----- Data lines

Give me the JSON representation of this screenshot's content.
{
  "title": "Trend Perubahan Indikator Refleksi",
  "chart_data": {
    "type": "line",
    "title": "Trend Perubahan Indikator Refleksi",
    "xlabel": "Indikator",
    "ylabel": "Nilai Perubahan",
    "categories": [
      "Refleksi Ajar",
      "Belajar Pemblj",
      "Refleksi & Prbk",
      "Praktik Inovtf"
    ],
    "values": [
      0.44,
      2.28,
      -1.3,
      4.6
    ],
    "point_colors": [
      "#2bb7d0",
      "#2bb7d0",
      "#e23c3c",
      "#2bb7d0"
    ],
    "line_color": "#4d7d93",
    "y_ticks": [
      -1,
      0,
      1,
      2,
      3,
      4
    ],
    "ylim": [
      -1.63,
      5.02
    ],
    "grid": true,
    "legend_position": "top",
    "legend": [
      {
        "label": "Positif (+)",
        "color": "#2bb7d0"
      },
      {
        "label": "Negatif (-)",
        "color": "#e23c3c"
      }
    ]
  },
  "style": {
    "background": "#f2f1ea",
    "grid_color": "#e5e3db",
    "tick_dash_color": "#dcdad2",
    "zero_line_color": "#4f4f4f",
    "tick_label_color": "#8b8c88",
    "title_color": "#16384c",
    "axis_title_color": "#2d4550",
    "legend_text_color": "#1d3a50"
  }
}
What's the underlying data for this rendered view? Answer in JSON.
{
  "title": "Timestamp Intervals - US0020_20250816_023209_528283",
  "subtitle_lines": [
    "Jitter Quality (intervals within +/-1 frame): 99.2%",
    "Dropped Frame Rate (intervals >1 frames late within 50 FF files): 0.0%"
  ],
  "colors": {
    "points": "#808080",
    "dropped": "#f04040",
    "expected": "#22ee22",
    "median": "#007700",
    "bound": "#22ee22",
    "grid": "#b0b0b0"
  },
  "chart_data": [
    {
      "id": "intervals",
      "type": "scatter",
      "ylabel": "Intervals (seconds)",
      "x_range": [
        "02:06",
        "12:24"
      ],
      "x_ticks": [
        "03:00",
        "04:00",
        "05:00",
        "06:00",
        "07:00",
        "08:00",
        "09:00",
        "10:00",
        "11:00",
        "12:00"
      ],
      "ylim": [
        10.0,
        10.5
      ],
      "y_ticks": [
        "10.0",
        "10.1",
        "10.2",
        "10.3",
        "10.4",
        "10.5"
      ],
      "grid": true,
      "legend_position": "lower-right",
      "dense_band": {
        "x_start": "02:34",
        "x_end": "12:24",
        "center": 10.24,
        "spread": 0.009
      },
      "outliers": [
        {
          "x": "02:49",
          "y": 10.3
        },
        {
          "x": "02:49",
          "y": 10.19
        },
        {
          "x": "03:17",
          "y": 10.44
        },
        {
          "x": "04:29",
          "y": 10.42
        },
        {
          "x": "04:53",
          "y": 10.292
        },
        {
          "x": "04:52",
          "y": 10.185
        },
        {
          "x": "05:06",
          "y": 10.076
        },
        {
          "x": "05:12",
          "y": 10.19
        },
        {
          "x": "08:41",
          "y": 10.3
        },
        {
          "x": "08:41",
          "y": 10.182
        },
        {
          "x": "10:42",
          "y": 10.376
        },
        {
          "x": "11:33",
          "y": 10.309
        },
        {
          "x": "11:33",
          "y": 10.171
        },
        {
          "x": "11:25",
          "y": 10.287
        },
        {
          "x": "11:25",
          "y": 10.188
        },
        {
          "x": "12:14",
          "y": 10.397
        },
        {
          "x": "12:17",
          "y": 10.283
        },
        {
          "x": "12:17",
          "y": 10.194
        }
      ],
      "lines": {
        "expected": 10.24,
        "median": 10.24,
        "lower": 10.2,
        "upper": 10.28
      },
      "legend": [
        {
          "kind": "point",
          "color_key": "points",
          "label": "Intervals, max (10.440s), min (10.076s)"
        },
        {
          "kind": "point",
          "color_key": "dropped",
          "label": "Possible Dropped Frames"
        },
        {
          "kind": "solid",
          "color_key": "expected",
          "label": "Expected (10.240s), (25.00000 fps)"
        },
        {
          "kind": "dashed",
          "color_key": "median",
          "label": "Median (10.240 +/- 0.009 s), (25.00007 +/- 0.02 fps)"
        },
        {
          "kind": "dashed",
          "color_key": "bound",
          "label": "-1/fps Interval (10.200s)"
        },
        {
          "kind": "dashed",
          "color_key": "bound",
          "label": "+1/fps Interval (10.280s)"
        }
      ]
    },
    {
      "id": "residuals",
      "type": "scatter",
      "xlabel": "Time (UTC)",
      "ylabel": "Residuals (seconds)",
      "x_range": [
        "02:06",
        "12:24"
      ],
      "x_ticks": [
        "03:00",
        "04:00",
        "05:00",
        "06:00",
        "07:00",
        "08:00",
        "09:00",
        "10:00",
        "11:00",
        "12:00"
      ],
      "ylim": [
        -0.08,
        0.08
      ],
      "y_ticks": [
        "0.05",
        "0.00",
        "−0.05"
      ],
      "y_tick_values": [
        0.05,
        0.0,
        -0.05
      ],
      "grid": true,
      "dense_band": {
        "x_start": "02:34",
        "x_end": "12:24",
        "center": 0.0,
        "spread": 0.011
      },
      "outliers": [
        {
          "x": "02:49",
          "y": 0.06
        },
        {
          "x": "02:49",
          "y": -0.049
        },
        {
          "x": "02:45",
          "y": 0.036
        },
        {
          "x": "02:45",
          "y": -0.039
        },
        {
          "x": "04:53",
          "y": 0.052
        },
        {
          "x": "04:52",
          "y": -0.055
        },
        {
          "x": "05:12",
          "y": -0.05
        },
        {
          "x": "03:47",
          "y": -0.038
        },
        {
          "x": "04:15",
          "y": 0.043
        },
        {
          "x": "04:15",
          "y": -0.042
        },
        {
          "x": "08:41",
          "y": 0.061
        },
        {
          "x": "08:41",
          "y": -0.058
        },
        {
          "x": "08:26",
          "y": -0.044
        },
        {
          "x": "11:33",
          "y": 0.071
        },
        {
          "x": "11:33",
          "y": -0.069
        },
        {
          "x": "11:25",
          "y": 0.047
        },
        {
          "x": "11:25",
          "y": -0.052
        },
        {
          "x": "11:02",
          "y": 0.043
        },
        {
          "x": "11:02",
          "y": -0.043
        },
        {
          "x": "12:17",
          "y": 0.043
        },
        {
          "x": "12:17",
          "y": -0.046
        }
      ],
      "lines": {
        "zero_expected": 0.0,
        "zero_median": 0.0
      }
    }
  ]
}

----------

Please quote every record above exactly as it appears.

Give me the JSON representation of this screenshot's content.
{
  "title": "Trend Perubahan Indikator Refleksi",
  "chart_data": {
    "type": "line",
    "title": "Trend Perubahan Indikator Refleksi",
    "xlabel": "Indikator",
    "ylabel": "Nilai Perubahan",
    "categories": [
      "Refleksi Ajar",
      "Belajar Pemblj",
      "Refleksi & Prbk",
      "Praktik Inovtf"
    ],
    "values": [
      0.44,
      2.28,
      -1.3,
      4.6
    ],
    "point_colors": [
      "#2bb7d0",
      "#2bb7d0",
      "#e23c3c",
      "#2bb7d0"
    ],
    "line_color": "#4d7d93",
    "y_ticks": [
      -1,
      0,
      1,
      2,
      3,
      4
    ],
    "ylim": [
      -1.63,
      5.02
    ],
    "grid": true,
    "legend_position": "top",
    "legend": [
      {
        "label": "Positif (+)",
        "color": "#2bb7d0"
      },
      {
        "label": "Negatif (-)",
        "color": "#e23c3c"
      }
    ]
  },
  "style": {
    "background": "#f2f1ea",
    "grid_color": "#e5e3db",
    "tick_dash_color": "#dcdad2",
    "zero_line_color": "#4f4f4f",
    "tick_label_color": "#8b8c88",
    "title_color": "#16384c",
    "axis_title_color": "#2d4550",
    "legend_text_color": "#1d3a50"
  }
}
What's the underlying data for this rendered view? Answer in JSON.
{
  "title": "Timestamp Intervals - US0020_20250816_023209_528283",
  "subtitle_lines": [
    "Jitter Quality (intervals within +/-1 frame): 99.2%",
    "Dropped Frame Rate (intervals >1 frames late within 50 FF files): 0.0%"
  ],
  "colors": {
    "points": "#808080",
    "dropped": "#f04040",
    "expected": "#22ee22",
    "median": "#007700",
    "bound": "#22ee22",
    "grid": "#b0b0b0"
  },
  "chart_data": [
    {
      "id": "intervals",
      "type": "scatter",
      "ylabel": "Intervals (seconds)",
      "x_range": [
        "02:06",
        "12:24"
      ],
      "x_ticks": [
        "03:00",
        "04:00",
        "05:00",
        "06:00",
        "07:00",
        "08:00",
        "09:00",
        "10:00",
        "11:00",
        "12:00"
      ],
      "ylim": [
        10.0,
        10.5
      ],
      "y_ticks": [
        "10.0",
        "10.1",
        "10.2",
        "10.3",
        "10.4",
        "10.5"
      ],
      "grid": true,
      "legend_position": "lower-right",
      "dense_band": {
        "x_start": "02:34",
        "x_end": "12:24",
        "center": 10.24,
        "spread": 0.009
      },
      "outliers": [
        {
          "x": "02:49",
          "y": 10.3
        },
        {
          "x": "02:49",
          "y": 10.19
        },
        {
          "x": "03:17",
          "y": 10.44
        },
        {
          "x": "04:29",
          "y": 10.42
        },
        {
          "x": "04:53",
          "y": 10.292
        },
        {
          "x": "04:52",
          "y": 10.185
        },
        {
          "x": "05:06",
          "y": 10.076
        },
        {
          "x": "05:12",
          "y": 10.19
        },
        {
          "x": "08:41",
          "y": 10.3
        },
        {
          "x": "08:41",
          "y": 10.182
        },
        {
          "x": "10:42",
          "y": 10.376
        },
        {
          "x": "11:33",
          "y": 10.309
        },
        {
          "x": "11:33",
          "y": 10.171
        },
        {
          "x": "11:25",
          "y": 10.287
        },
        {
          "x": "11:25",
          "y": 10.188
        },
        {
          "x": "12:14",
          "y": 10.397
        },
        {
          "x": "12:17",
          "y": 10.283
        },
        {
          "x": "12:17",
          "y": 10.194
        }
      ],
      "lines": {
        "expected": 10.24,
        "median": 10.24,
        "lower": 10.2,
        "upper": 10.28
      },
      "legend": [
        {
          "kind": "point",
          "color_key": "points",
          "label": "Intervals, max (10.440s), min (10.076s)"
        },
        {
          "kind": "point",
          "color_key": "dropped",
          "label": "Possible Dropped Frames"
        },
        {
          "kind": "solid",
          "color_key": "expected",
          "label": "Expected (10.240s), (25.00000 fps)"
        },
        {
          "kind": "dashed",
          "color_key": "median",
          "label": "Median (10.240 +/- 0.009 s), (25.00007 +/- 0.02 fps)"
        },
        {
          "kind": "dashed",
          "color_key": "bound",
          "label": "-1/fps Interval (10.200s)"
        },
        {
          "kind": "dashed",
          "color_key": "bound",
          "label": "+1/fps Interval (10.280s)"
        }
      ]
    },
    {
      "id": "residuals",
      "type": "scatter",
      "xlabel": "Time (UTC)",
      "ylabel": "Residuals (seconds)",
      "x_range": [
        "02:06",
        "12:24"
      ],
      "x_ticks": [
        "03:00",
        "04:00",
        "05:00",
        "06:00",
        "07:00",
        "08:00",
        "09:00",
        "10:00",
        "11:00",
        "12:00"
      ],
      "ylim": [
        -0.08,
        0.08
      ],
      "y_ticks": [
        "0.05",
        "0.00",
        "−0.05"
      ],
      "y_tick_values": [
        0.05,
        0.0,
        -0.05
      ],
      "grid": true,
      "dense_band": {
        "x_start": "02:34",
        "x_end": "12:24",
        "center": 0.0,
        "spread": 0.011
      },
      "outliers": [
        {
          "x": "02:49",
          "y": 0.06
        },
        {
          "x": "02:49",
          "y": -0.049
        },
        {
          "x": "02:45",
          "y": 0.036
        },
        {
          "x": "02:45",
          "y": -0.039
        },
        {
          "x": "04:53",
          "y": 0.052
        },
        {
          "x": "04:52",
          "y": -0.055
        },
        {
          "x": "05:12",
          "y": -0.05
        },
        {
          "x": "03:47",
          "y": -0.038
        },
        {
          "x": "04:15",
          "y": 0.043
        },
        {
          "x": "04:15",
          "y": -0.042
        },
        {
          "x": "08:41",
          "y": 0.061
        },
        {
          "x": "08:41",
          "y": -0.058
        },
        {
          "x": "08:26",
          "y": -0.044
        },
        {
          "x": "11:33",
          "y": 0.071
        },
        {
          "x": "11:33",
          "y": -0.069
        },
        {
          "x": "11:25",
          "y": 0.047
        },
        {
          "x": "11:25",
          "y": -0.052
        },
        {
          "x": "11:02",
          "y": 0.043
        },
        {
          "x": "11:02",
          "y": -0.043
        },
        {
          "x": "12:17",
          "y": 0.043
        },
        {
          "x": "12:17",
          "y": -0.046
        }
      ],
      "lines": {
        "zero_expected": 0.0,
        "zero_median": 0.0
      }
    }
  ]
}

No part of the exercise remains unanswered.